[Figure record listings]
****

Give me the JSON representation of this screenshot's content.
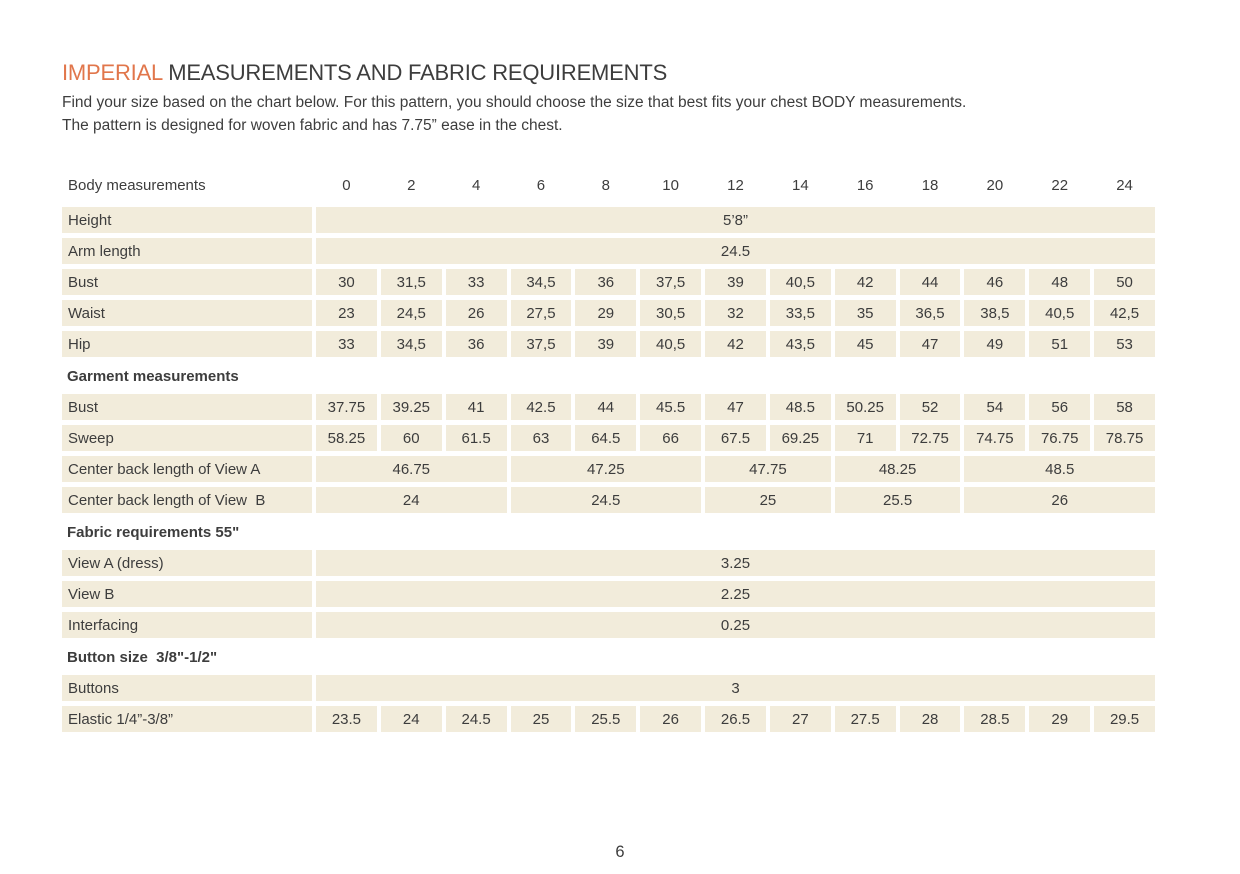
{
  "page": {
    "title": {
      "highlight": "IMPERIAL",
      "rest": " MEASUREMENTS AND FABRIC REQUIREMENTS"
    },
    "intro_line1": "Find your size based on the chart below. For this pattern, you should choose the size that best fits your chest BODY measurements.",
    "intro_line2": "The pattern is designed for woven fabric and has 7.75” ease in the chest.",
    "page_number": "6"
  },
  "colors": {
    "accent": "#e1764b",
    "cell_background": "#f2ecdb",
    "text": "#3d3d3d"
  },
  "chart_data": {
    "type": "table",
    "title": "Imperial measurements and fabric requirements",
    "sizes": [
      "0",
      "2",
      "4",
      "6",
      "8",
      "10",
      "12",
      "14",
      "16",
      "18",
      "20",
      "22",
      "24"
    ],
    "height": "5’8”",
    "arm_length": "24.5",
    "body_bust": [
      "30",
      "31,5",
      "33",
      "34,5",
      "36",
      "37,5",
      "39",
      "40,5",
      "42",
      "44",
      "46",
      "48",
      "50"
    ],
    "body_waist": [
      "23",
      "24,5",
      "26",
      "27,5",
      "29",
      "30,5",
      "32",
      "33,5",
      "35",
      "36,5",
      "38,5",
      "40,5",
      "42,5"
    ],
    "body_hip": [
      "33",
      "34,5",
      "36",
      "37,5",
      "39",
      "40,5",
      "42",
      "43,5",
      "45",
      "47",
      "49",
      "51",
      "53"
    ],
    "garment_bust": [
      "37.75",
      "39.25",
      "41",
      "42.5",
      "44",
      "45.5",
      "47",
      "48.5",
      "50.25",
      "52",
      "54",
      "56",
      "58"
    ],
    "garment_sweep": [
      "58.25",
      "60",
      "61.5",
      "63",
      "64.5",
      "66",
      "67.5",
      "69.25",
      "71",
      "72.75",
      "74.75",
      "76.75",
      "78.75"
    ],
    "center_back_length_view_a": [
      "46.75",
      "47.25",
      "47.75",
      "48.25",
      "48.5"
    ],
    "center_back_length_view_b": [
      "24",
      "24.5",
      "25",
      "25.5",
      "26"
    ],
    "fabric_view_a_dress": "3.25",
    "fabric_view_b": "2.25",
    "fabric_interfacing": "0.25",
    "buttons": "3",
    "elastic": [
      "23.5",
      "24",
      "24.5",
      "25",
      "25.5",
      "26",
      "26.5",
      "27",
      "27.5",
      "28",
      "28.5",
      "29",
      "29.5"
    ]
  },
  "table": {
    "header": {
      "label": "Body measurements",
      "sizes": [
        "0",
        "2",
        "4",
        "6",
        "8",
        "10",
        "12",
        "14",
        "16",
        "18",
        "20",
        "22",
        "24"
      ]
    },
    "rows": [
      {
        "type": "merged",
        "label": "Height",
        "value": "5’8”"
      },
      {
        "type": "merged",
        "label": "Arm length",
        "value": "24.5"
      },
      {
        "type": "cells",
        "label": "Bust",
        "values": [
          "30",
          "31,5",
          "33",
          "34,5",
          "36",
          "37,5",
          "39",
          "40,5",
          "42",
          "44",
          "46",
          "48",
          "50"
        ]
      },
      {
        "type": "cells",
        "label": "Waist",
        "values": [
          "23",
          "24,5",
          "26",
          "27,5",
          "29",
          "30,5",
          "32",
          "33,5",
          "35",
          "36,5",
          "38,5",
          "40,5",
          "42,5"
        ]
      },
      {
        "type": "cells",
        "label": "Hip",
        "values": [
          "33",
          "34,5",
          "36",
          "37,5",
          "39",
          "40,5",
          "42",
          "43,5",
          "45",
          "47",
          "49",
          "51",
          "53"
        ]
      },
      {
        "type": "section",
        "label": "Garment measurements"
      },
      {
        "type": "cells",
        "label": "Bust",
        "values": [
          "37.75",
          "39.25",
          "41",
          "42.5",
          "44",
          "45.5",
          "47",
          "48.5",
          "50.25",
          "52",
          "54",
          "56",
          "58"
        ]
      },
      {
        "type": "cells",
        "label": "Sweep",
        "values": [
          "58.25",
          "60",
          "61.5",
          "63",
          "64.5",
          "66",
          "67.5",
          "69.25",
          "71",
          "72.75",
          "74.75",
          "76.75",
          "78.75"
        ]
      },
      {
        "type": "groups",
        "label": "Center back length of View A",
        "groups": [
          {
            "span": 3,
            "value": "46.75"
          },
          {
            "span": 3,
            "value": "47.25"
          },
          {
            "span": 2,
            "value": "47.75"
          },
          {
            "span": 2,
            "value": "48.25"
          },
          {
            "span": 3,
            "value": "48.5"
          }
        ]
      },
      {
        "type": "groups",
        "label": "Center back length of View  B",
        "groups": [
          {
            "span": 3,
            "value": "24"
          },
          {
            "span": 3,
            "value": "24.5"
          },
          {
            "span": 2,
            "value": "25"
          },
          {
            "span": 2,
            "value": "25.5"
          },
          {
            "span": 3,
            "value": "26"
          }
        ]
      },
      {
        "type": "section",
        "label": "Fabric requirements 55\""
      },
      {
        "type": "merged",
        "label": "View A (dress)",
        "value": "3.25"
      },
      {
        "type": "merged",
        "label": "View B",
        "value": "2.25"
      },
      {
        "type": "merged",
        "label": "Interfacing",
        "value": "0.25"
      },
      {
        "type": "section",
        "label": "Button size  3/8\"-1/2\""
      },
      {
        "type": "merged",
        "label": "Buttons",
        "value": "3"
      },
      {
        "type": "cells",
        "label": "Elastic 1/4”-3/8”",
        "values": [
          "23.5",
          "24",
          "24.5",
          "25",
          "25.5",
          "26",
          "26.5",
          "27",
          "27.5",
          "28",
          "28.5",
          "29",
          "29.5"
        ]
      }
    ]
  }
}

****

▶ **What is needed**
Above are the records; reproduce them exactly and leave out the pictures.

▶ **Reply**
Give me the JSON representation of this screenshot's content.
{
  "page": {
    "title": {
      "highlight": "IMPERIAL",
      "rest": " MEASUREMENTS AND FABRIC REQUIREMENTS"
    },
    "intro_line1": "Find your size based on the chart below. For this pattern, you should choose the size that best fits your chest BODY measurements.",
    "intro_line2": "The pattern is designed for woven fabric and has 7.75” ease in the chest.",
    "page_number": "6"
  },
  "colors": {
    "accent": "#e1764b",
    "cell_background": "#f2ecdb",
    "text": "#3d3d3d"
  },
  "chart_data": {
    "type": "table",
    "title": "Imperial measurements and fabric requirements",
    "sizes": [
      "0",
      "2",
      "4",
      "6",
      "8",
      "10",
      "12",
      "14",
      "16",
      "18",
      "20",
      "22",
      "24"
    ],
    "height": "5’8”",
    "arm_length": "24.5",
    "body_bust": [
      "30",
      "31,5",
      "33",
      "34,5",
      "36",
      "37,5",
      "39",
      "40,5",
      "42",
      "44",
      "46",
      "48",
      "50"
    ],
    "body_waist": [
      "23",
      "24,5",
      "26",
      "27,5",
      "29",
      "30,5",
      "32",
      "33,5",
      "35",
      "36,5",
      "38,5",
      "40,5",
      "42,5"
    ],
    "body_hip": [
      "33",
      "34,5",
      "36",
      "37,5",
      "39",
      "40,5",
      "42",
      "43,5",
      "45",
      "47",
      "49",
      "51",
      "53"
    ],
    "garment_bust": [
      "37.75",
      "39.25",
      "41",
      "42.5",
      "44",
      "45.5",
      "47",
      "48.5",
      "50.25",
      "52",
      "54",
      "56",
      "58"
    ],
    "garment_sweep": [
      "58.25",
      "60",
      "61.5",
      "63",
      "64.5",
      "66",
      "67.5",
      "69.25",
      "71",
      "72.75",
      "74.75",
      "76.75",
      "78.75"
    ],
    "center_back_length_view_a": [
      "46.75",
      "47.25",
      "47.75",
      "48.25",
      "48.5"
    ],
    "center_back_length_view_b": [
      "24",
      "24.5",
      "25",
      "25.5",
      "26"
    ],
    "fabric_view_a_dress": "3.25",
    "fabric_view_b": "2.25",
    "fabric_interfacing": "0.25",
    "buttons": "3",
    "elastic": [
      "23.5",
      "24",
      "24.5",
      "25",
      "25.5",
      "26",
      "26.5",
      "27",
      "27.5",
      "28",
      "28.5",
      "29",
      "29.5"
    ]
  },
  "table": {
    "header": {
      "label": "Body measurements",
      "sizes": [
        "0",
        "2",
        "4",
        "6",
        "8",
        "10",
        "12",
        "14",
        "16",
        "18",
        "20",
        "22",
        "24"
      ]
    },
    "rows": [
      {
        "type": "merged",
        "label": "Height",
        "value": "5’8”"
      },
      {
        "type": "merged",
        "label": "Arm length",
        "value": "24.5"
      },
      {
        "type": "cells",
        "label": "Bust",
        "values": [
          "30",
          "31,5",
          "33",
          "34,5",
          "36",
          "37,5",
          "39",
          "40,5",
          "42",
          "44",
          "46",
          "48",
          "50"
        ]
      },
      {
        "type": "cells",
        "label": "Waist",
        "values": [
          "23",
          "24,5",
          "26",
          "27,5",
          "29",
          "30,5",
          "32",
          "33,5",
          "35",
          "36,5",
          "38,5",
          "40,5",
          "42,5"
        ]
      },
      {
        "type": "cells",
        "label": "Hip",
        "values": [
          "33",
          "34,5",
          "36",
          "37,5",
          "39",
          "40,5",
          "42",
          "43,5",
          "45",
          "47",
          "49",
          "51",
          "53"
        ]
      },
      {
        "type": "section",
        "label": "Garment measurements"
      },
      {
        "type": "cells",
        "label": "Bust",
        "values": [
          "37.75",
          "39.25",
          "41",
          "42.5",
          "44",
          "45.5",
          "47",
          "48.5",
          "50.25",
          "52",
          "54",
          "56",
          "58"
        ]
      },
      {
        "type": "cells",
        "label": "Sweep",
        "values": [
          "58.25",
          "60",
          "61.5",
          "63",
          "64.5",
          "66",
          "67.5",
          "69.25",
          "71",
          "72.75",
          "74.75",
          "76.75",
          "78.75"
        ]
      },
      {
        "type": "groups",
        "label": "Center back length of View A",
        "groups": [
          {
            "span": 3,
            "value": "46.75"
          },
          {
            "span": 3,
            "value": "47.25"
          },
          {
            "span": 2,
            "value": "47.75"
          },
          {
            "span": 2,
            "value": "48.25"
          },
          {
            "span": 3,
            "value": "48.5"
          }
        ]
      },
      {
        "type": "groups",
        "label": "Center back length of View  B",
        "groups": [
          {
            "span": 3,
            "value": "24"
          },
          {
            "span": 3,
            "value": "24.5"
          },
          {
            "span": 2,
            "value": "25"
          },
          {
            "span": 2,
            "value": "25.5"
          },
          {
            "span": 3,
            "value": "26"
          }
        ]
      },
      {
        "type": "section",
        "label": "Fabric requirements 55\""
      },
      {
        "type": "merged",
        "label": "View A (dress)",
        "value": "3.25"
      },
      {
        "type": "merged",
        "label": "View B",
        "value": "2.25"
      },
      {
        "type": "merged",
        "label": "Interfacing",
        "value": "0.25"
      },
      {
        "type": "section",
        "label": "Button size  3/8\"-1/2\""
      },
      {
        "type": "merged",
        "label": "Buttons",
        "value": "3"
      },
      {
        "type": "cells",
        "label": "Elastic 1/4”-3/8”",
        "values": [
          "23.5",
          "24",
          "24.5",
          "25",
          "25.5",
          "26",
          "26.5",
          "27",
          "27.5",
          "28",
          "28.5",
          "29",
          "29.5"
        ]
      }
    ]
  }
}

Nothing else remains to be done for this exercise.